___ PROVIDED ENTRIES

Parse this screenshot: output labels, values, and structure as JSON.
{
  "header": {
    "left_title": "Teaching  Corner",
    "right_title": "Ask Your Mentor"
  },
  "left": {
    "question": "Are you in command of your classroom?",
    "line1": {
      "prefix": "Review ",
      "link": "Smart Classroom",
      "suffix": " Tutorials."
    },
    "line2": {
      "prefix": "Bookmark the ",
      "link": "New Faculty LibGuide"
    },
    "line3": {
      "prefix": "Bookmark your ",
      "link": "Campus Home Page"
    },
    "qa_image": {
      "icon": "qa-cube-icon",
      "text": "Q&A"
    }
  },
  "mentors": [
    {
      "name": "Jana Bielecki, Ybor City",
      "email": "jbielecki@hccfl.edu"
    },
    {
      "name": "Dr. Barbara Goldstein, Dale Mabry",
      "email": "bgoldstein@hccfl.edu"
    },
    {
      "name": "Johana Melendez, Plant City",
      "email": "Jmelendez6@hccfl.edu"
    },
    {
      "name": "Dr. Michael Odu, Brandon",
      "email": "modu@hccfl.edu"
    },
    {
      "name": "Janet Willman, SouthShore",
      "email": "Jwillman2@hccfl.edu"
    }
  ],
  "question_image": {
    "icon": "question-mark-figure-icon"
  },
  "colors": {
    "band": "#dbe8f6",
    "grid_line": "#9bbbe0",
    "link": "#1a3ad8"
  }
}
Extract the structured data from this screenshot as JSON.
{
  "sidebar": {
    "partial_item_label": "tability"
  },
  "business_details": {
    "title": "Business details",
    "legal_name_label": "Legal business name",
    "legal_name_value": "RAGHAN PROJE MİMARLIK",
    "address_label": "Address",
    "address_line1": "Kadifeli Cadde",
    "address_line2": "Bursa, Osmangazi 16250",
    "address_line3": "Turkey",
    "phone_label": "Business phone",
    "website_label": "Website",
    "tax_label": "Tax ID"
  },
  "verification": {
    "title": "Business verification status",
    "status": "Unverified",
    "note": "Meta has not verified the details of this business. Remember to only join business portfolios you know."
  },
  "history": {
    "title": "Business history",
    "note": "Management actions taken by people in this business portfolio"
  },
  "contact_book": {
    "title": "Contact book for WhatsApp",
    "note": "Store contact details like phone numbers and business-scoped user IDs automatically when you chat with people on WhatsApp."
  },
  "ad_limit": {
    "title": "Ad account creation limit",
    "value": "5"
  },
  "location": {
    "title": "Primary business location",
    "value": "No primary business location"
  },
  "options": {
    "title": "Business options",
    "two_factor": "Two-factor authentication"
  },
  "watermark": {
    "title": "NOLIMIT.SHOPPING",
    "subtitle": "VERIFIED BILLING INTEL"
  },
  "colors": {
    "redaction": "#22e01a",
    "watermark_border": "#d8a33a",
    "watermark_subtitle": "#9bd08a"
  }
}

______

__PROBLEM REQUIREMENTS__
Isolate the lines that hold the word "phone" and copy all of them.

__TASK ANSWER__
    "phone_label": "Business phone",
    "note": "Store contact details like phone numbers and business-scoped user IDs automatically when you chat with people on WhatsApp."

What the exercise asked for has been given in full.